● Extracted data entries
====

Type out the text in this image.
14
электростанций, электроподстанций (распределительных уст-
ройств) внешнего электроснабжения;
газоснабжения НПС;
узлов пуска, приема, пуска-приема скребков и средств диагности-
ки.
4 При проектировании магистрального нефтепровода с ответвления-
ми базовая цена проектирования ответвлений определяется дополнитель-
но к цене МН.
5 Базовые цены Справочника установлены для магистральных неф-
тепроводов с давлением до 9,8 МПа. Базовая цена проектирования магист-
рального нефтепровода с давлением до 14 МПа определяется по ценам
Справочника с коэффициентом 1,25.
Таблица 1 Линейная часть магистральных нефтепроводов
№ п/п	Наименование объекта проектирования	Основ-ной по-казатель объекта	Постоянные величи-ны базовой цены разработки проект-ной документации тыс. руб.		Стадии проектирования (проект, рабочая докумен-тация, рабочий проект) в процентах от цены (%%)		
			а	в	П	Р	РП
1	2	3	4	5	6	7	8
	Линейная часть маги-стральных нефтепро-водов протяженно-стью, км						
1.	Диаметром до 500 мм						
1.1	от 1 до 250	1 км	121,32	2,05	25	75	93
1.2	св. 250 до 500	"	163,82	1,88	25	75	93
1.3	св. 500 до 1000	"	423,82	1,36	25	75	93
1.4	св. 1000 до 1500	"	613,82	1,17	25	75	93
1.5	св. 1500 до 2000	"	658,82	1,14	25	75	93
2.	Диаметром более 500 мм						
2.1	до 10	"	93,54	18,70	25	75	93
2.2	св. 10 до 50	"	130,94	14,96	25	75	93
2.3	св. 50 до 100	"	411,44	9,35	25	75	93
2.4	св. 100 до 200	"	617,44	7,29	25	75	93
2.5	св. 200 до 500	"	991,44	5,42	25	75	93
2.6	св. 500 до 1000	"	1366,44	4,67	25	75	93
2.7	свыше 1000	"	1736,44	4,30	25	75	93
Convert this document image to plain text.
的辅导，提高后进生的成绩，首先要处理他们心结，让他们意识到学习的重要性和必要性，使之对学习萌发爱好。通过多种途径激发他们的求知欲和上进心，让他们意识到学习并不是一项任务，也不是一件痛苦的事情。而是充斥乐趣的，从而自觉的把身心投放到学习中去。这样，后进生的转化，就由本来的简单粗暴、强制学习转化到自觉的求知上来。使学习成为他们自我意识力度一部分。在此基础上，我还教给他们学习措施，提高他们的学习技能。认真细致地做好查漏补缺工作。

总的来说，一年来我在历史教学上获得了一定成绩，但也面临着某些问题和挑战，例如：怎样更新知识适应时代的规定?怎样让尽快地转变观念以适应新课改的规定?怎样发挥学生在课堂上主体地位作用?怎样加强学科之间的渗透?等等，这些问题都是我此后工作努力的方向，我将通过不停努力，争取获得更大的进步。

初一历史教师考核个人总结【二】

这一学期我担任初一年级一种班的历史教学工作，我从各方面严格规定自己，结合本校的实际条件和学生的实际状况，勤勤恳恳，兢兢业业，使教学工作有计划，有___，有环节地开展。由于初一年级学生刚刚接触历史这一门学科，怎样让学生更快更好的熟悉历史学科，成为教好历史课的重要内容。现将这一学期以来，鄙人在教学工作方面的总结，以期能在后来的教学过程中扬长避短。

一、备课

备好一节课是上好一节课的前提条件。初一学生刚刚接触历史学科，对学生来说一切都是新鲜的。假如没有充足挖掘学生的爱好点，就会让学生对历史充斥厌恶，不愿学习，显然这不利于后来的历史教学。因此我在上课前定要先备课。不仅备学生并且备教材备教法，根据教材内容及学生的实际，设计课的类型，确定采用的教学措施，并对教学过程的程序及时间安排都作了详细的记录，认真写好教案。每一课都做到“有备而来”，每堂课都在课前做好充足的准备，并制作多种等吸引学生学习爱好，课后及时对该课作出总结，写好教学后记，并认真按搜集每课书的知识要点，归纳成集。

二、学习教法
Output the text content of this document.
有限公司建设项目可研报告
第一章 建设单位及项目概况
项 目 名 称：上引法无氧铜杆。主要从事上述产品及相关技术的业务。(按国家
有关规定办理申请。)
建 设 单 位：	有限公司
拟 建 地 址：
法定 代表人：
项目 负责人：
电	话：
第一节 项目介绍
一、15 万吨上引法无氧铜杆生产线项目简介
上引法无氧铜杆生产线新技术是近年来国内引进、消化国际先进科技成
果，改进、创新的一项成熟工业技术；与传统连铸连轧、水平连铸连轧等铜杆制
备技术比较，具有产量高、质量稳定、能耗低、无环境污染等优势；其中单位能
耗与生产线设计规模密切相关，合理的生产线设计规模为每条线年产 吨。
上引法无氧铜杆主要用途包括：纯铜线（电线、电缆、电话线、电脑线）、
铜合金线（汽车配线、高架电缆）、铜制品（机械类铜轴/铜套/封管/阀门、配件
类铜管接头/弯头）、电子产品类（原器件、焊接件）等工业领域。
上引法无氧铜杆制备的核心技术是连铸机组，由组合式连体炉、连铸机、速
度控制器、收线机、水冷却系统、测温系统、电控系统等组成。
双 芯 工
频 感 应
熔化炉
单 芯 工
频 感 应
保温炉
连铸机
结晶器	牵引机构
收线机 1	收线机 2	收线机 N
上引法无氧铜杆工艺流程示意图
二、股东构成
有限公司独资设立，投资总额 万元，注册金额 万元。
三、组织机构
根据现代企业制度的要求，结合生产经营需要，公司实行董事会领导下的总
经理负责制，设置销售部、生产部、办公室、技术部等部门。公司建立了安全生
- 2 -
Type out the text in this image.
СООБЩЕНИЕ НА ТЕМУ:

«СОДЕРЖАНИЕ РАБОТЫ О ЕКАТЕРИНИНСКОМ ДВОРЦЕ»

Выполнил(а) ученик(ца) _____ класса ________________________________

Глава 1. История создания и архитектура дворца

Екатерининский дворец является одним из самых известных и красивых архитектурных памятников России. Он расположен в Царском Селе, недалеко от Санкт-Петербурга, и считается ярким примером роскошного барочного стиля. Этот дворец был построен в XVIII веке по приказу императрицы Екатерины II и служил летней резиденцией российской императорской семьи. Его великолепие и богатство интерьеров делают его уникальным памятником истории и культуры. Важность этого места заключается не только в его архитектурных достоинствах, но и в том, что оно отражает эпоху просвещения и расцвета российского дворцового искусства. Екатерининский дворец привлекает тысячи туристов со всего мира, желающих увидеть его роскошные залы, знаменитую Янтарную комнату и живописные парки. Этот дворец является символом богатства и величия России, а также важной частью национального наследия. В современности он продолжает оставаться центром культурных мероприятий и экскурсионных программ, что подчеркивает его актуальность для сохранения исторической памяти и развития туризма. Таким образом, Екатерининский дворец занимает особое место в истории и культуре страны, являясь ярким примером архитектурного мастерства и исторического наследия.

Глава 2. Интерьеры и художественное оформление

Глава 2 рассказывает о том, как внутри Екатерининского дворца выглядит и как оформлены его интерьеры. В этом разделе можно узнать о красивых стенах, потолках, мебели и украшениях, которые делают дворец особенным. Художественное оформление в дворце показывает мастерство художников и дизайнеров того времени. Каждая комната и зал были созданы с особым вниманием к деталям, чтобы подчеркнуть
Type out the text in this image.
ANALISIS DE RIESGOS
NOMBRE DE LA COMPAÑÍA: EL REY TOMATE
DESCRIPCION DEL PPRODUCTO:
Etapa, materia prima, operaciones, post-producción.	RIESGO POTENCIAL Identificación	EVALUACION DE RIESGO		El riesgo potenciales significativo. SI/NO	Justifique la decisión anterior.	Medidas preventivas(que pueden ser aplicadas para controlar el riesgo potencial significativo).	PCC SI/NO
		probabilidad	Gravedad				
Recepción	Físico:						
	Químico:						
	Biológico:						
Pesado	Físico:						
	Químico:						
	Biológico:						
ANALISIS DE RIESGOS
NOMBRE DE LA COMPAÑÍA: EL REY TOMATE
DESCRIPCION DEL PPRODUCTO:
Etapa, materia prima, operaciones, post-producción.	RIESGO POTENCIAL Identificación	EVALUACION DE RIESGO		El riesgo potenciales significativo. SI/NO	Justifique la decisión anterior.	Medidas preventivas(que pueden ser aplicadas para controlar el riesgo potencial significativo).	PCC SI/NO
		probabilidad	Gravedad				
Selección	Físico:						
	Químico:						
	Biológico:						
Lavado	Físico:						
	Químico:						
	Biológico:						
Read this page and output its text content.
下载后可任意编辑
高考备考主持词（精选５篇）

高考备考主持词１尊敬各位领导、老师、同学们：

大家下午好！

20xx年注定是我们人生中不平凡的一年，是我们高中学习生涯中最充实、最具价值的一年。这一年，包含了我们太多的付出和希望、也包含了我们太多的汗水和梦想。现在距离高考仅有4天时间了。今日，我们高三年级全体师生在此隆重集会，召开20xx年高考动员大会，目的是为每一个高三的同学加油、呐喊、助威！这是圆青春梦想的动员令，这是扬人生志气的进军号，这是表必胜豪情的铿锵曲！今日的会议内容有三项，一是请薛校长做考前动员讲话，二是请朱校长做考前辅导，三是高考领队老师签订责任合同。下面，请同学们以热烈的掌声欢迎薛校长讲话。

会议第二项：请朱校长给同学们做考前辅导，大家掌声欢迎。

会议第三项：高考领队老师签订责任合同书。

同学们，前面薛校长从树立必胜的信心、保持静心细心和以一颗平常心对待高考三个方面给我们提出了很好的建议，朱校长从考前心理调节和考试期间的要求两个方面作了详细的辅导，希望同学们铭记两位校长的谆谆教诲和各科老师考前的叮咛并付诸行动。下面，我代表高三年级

====

Above are the entries; count how many of their lines contain the word "давлением" and give only that number.

● EXERCISE RESULT
2